> _SET TASK_
Each line containing the word "JSON" should be found and copied.
— start GIVEN RECORDS —
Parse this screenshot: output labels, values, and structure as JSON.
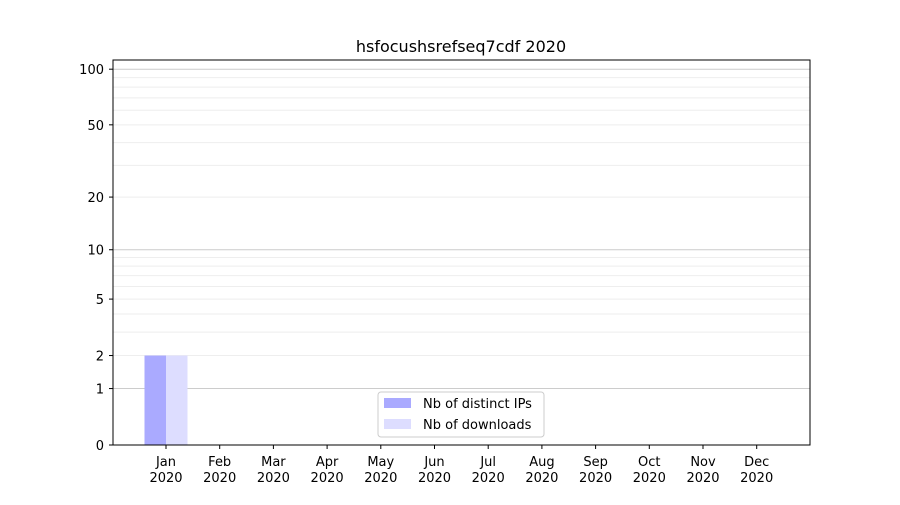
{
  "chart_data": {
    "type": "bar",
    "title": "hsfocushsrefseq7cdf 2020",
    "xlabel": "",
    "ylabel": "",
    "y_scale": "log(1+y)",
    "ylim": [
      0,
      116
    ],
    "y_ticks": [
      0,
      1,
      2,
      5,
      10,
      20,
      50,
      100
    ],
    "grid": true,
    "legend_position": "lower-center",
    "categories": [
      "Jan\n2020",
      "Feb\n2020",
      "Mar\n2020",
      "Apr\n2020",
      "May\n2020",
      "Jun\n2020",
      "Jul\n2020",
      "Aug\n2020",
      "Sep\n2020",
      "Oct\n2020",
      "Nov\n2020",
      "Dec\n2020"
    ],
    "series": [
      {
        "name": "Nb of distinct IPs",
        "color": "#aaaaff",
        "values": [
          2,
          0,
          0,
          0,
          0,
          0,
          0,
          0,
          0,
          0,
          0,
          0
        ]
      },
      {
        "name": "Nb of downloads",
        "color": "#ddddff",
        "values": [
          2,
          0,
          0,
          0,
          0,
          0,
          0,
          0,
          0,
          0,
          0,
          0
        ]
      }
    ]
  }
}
— end GIVEN RECORDS —
— start GIVEN RECORDS —
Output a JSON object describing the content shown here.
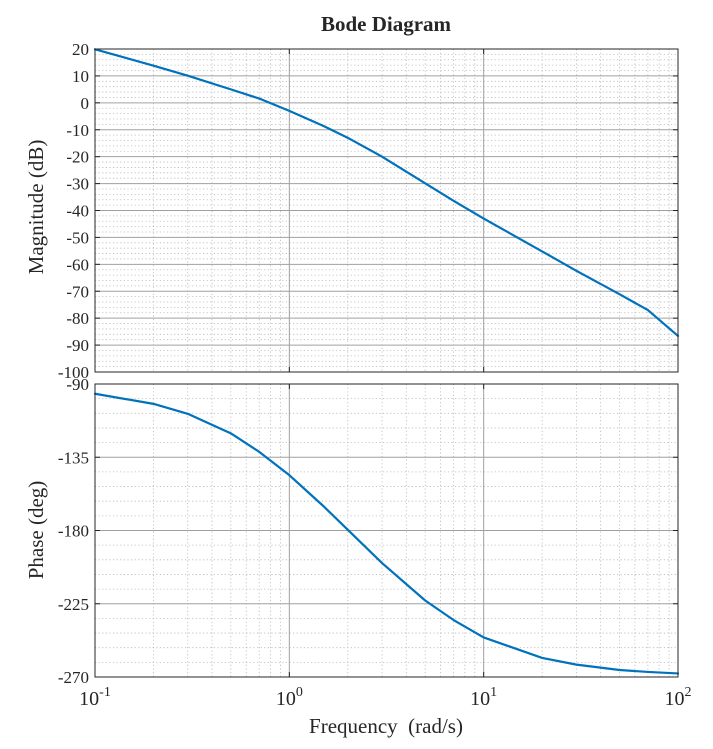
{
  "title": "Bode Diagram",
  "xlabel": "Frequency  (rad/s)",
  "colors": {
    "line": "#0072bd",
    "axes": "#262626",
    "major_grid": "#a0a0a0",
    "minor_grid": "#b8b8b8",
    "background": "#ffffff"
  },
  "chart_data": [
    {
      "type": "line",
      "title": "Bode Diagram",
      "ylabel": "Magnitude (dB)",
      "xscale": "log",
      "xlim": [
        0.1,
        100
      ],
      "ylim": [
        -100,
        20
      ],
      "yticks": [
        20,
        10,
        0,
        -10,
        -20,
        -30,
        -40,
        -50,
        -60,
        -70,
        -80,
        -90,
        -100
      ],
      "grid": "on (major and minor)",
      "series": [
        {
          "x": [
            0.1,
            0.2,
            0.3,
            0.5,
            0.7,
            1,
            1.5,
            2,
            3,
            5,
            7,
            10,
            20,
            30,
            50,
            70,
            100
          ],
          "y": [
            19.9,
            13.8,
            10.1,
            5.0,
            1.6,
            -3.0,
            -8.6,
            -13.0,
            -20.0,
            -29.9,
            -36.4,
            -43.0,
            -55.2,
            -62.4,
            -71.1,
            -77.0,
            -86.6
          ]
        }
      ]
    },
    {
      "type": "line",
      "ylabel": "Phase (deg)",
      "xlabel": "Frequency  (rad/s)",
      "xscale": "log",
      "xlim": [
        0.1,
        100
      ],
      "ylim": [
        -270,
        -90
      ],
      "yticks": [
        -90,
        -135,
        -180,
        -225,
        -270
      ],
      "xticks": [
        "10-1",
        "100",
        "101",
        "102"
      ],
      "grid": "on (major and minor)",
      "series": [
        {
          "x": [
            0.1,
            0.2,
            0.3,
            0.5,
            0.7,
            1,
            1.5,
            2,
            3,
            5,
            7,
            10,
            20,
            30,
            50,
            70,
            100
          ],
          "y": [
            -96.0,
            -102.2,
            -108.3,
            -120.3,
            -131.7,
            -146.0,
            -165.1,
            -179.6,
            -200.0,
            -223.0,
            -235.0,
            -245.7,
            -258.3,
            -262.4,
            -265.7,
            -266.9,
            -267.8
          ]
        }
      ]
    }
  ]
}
— end GIVEN RECORDS —
> _EXERCISE OUTPUT_
Parse this screenshot: output labels, values, and structure as JSON.
Output a JSON object describing the content shown here.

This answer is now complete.